Request:
Read the listing below and copy out every line that holds "trong".

Records provided:
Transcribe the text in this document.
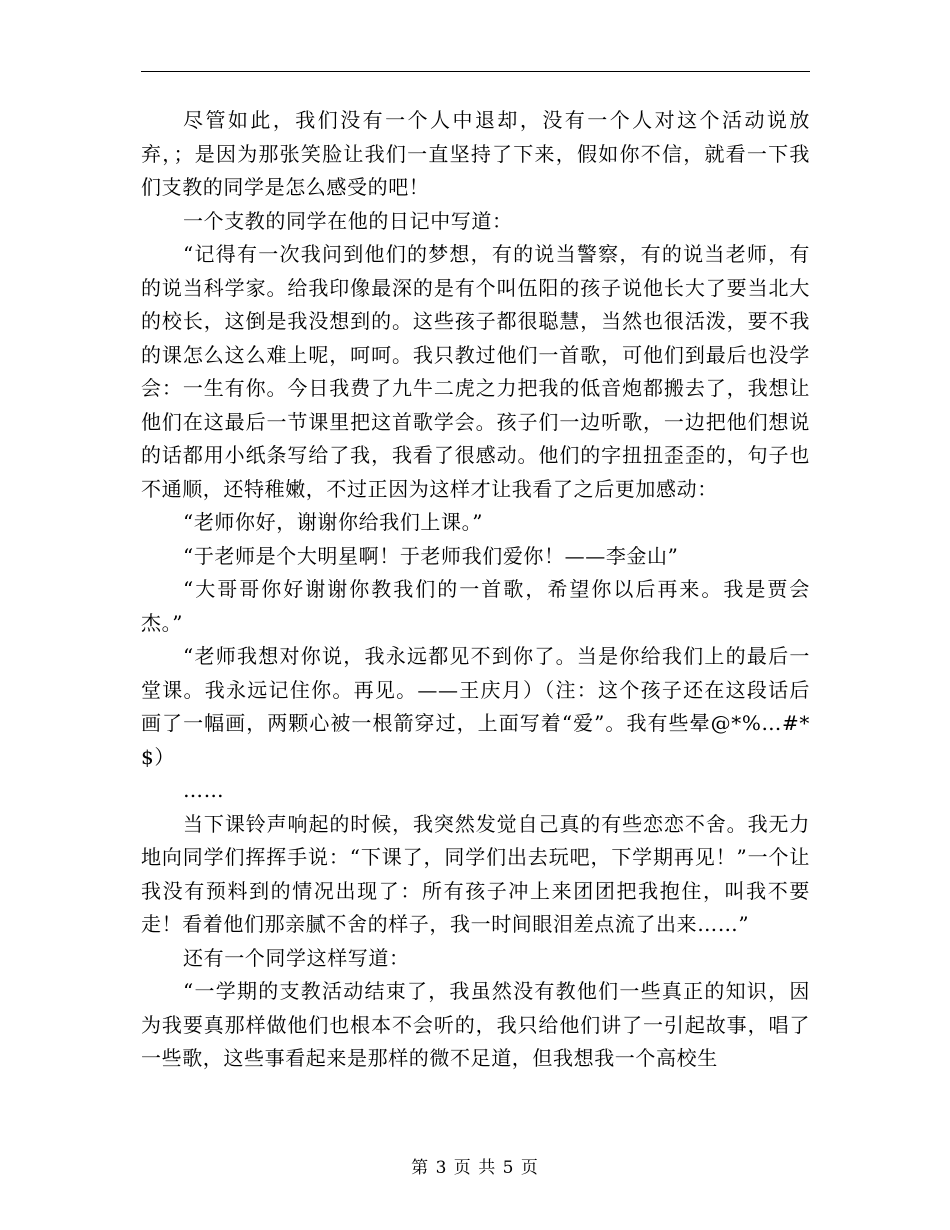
尽管如此，我们没有一个人中退却，没有一个人对这个活动说放弃，；是因为那张笑脸让我们一直坚持了下来，假如你不信，就看一下我们支教的同学是怎么感受的吧！

一个支教的同学在他的日记中写道：

“记得有一次我问到他们的梦想，有的说当警察，有的说当老师，有的说当科学家。给我印像最深的是有个叫伍阳的孩子说他长大了要当北大的校长，这倒是我没想到的。这些孩子都很聪慧，当然也很活泼，要不我的课怎么这么难上呢，呵呵。我只教过他们一首歌，可他们到最后也没学会：一生有你。今日我费了九牛二虎之力把我的低音炮都搬去了，我想让他们在这最后一节课里把这首歌学会。孩子们一边听歌，一边把他们想说的话都用小纸条写给了我，我看了很感动。他们的字扭扭歪歪的，句子也不通顺，还特稚嫩，不过正因为这样才让我看了之后更加感动：

“老师你好，谢谢你给我们上课。”

“于老师是个大明星啊！于老师我们爱你！——李金山”

“大哥哥你好谢谢你教我们的一首歌，希望你以后再来。我是贾会杰。”

“老师我想对你说，我永远都见不到你了。当是你给我们上的最后一堂课。我永远记住你。再见。——王庆月）（注：这个孩子还在这段话后画了一幅画，两颗心被一根箭穿过，上面写着“爱”。我有些晕@*%…#*$）

……

当下课铃声响起的时候，我突然发觉自己真的有些恋恋不舍。我无力地向同学们挥挥手说：“下课了，同学们出去玩吧，下学期再见！”一个让我没有预料到的情况出现了：所有孩子冲上来团团把我抱住，叫我不要走！看着他们那亲腻不舍的样子，我一时间眼泪差点流了出来……”

还有一个同学这样写道：

“一学期的支教活动结束了，我虽然没有教他们一些真正的知识，因为我要真那样做他们也根本不会听的，我只给他们讲了一引起故事，唱了一些歌，这些事看起来是那样的微不足道，但我想我一个高校生

第 3 页 共 5 页
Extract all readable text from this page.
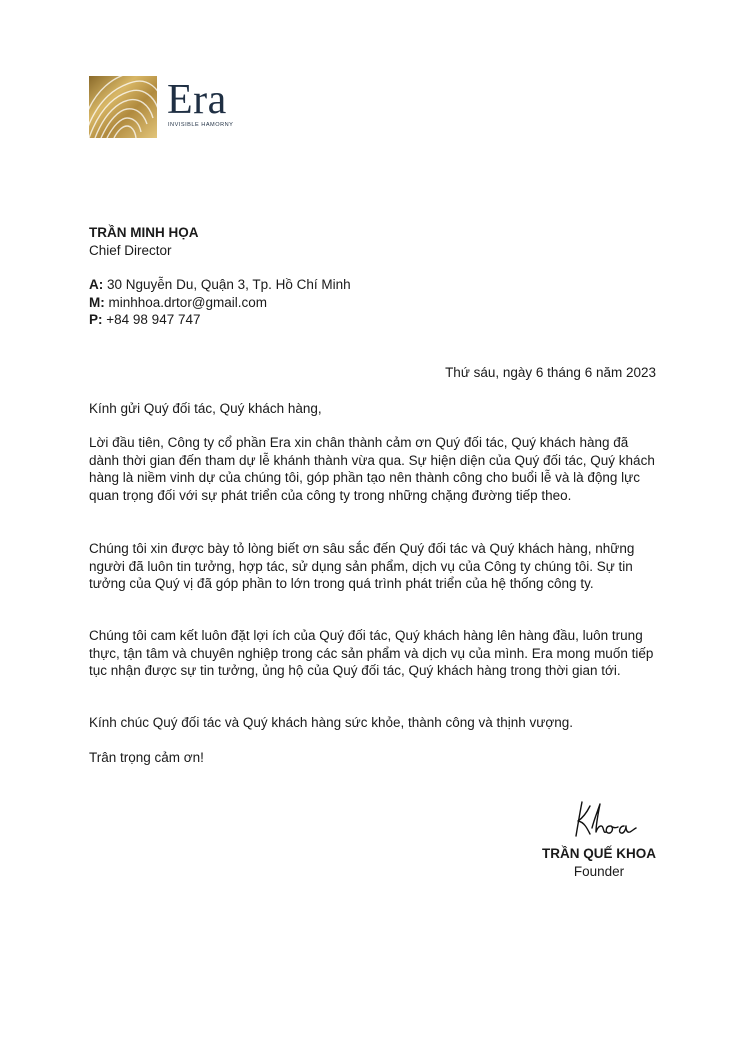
Era
INVISIBLE HAMORNY
TRẦN MINH HỌA
Chief Director
A: 30 Nguyễn Du, Quận 3, Tp. Hồ Chí Minh
M: minhhoa.drtor@gmail.com
P: +84 98 947 747
Thứ sáu, ngày 6 tháng 6 năm 2023
Kính gửi Quý đối tác, Quý khách hàng,

Lời đầu tiên, Công ty cổ phần Era xin chân thành cảm ơn Quý đối tác, Quý khách hàng đã dành thời gian đến tham dự lễ khánh thành vừa qua. Sự hiện diện của Quý đối tác, Quý khách hàng là niềm vinh dự của chúng tôi, góp phần tạo nên thành công cho buổi lễ và là động lực quan trọng đối với sự phát triển của công ty trong những chặng đường tiếp theo.

Chúng tôi xin được bày tỏ lòng biết ơn sâu sắc đến Quý đối tác và Quý khách hàng, những người đã luôn tin tưởng, hợp tác, sử dụng sản phẩm, dịch vụ của Công ty chúng tôi. Sự tin tưởng của Quý vị đã góp phần to lớn trong quá trình phát triển của hệ thống công ty.

Chúng tôi cam kết luôn đặt lợi ích của Quý đối tác, Quý khách hàng lên hàng đầu, luôn trung thực, tận tâm và chuyên nghiệp trong các sản phẩm và dịch vụ của mình. Era mong muốn tiếp tục nhận được sự tin tưởng, ủng hộ của Quý đối tác, Quý khách hàng trong thời gian tới.

Kính chúc Quý đối tác và Quý khách hàng sức khỏe, thành công và thịnh vượng.
Trân trọng cảm ơn!
TRẦN QUẾ KHOA
Founder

Solution for this exercise:
Lời đầu tiên, Công ty cổ phần Era xin chân thành cảm ơn Quý đối tác, Quý khách hàng đã dành thời gian đến tham dự lễ khánh thành vừa qua. Sự hiện diện của Quý đối tác, Quý khách hàng là niềm vinh dự của chúng tôi, góp phần tạo nên thành công cho buổi lễ và là động lực quan trọng đối với sự phát triển của công ty trong những chặng đường tiếp theo.
Chúng tôi xin được bày tỏ lòng biết ơn sâu sắc đến Quý đối tác và Quý khách hàng, những người đã luôn tin tưởng, hợp tác, sử dụng sản phẩm, dịch vụ của Công ty chúng tôi. Sự tin tưởng của Quý vị đã góp phần to lớn trong quá trình phát triển của hệ thống công ty.
Chúng tôi cam kết luôn đặt lợi ích của Quý đối tác, Quý khách hàng lên hàng đầu, luôn trung thực, tận tâm và chuyên nghiệp trong các sản phẩm và dịch vụ của mình. Era mong muốn tiếp tục nhận được sự tin tưởng, ủng hộ của Quý đối tác, Quý khách hàng trong thời gian tới.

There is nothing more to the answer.